[BEGIN TASK INPUT]

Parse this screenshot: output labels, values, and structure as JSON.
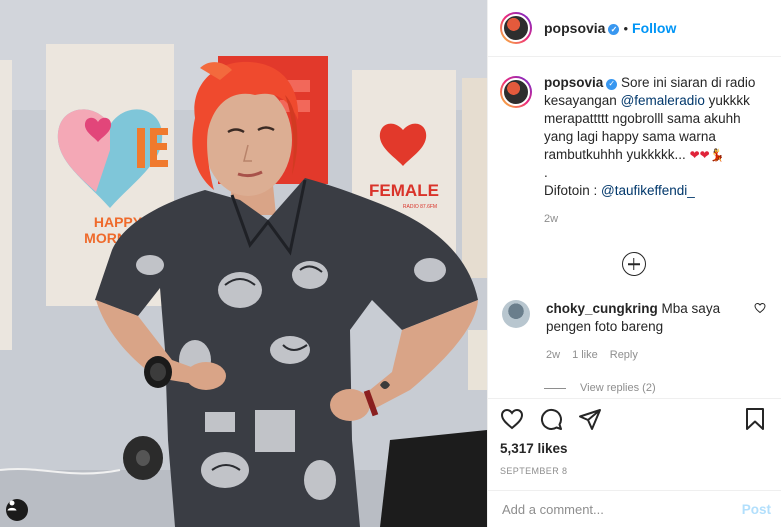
{
  "post_header": {
    "username": "popsovia",
    "separator": "•",
    "follow_label": "Follow"
  },
  "photo": {
    "sign_left_lines": [
      "HAPPY",
      "MORNING"
    ],
    "sign_center": "FEMALE",
    "sign_center_sub": "RADIO 87.6FM"
  },
  "caption": {
    "username": "popsovia",
    "text_1": "Sore ini siaran di radio kesayangan",
    "mention_1": "@femaleradio",
    "text_2": "yukkkk merapattttt ngobrolll sama akuhh yang lagi happy sama warna rambutkuhhh yukkkkk...",
    "line_dot": ".",
    "photo_credit_label": "Difotoin :",
    "mention_2": "@taufikeffendi_",
    "age": "2w"
  },
  "comment": {
    "username": "choky_cungkring",
    "text": "Mba saya pengen foto bareng",
    "age": "2w",
    "likes": "1 like",
    "reply_label": "Reply",
    "view_replies": "View replies (2)"
  },
  "stats": {
    "likes": "5,317 likes",
    "date": "SEPTEMBER 8"
  },
  "add_comment": {
    "placeholder": "Add a comment...",
    "post_label": "Post"
  },
  "icons": {
    "verified": "verified-badge-icon",
    "like": "heart-icon",
    "comment": "comment-bubble-icon",
    "share": "paper-plane-icon",
    "save": "bookmark-icon",
    "load_more": "plus-circle-icon",
    "comment_like": "small-heart-icon",
    "user_tag": "person-tag-icon"
  },
  "colors": {
    "follow_blue": "#0095f6",
    "mention_blue": "#00376b",
    "secondary_text": "#8e8e8e",
    "post_disabled": "#b2dffc",
    "verified_blue": "#3897f0"
  }
}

[END TASK INPUT]

### PROBLEM DESCRIPTION
Using the material above, report each line where "heart" occurs.

### THE COMPLETED TASK
    "like": "heart-icon",
    "comment_like": "small-heart-icon",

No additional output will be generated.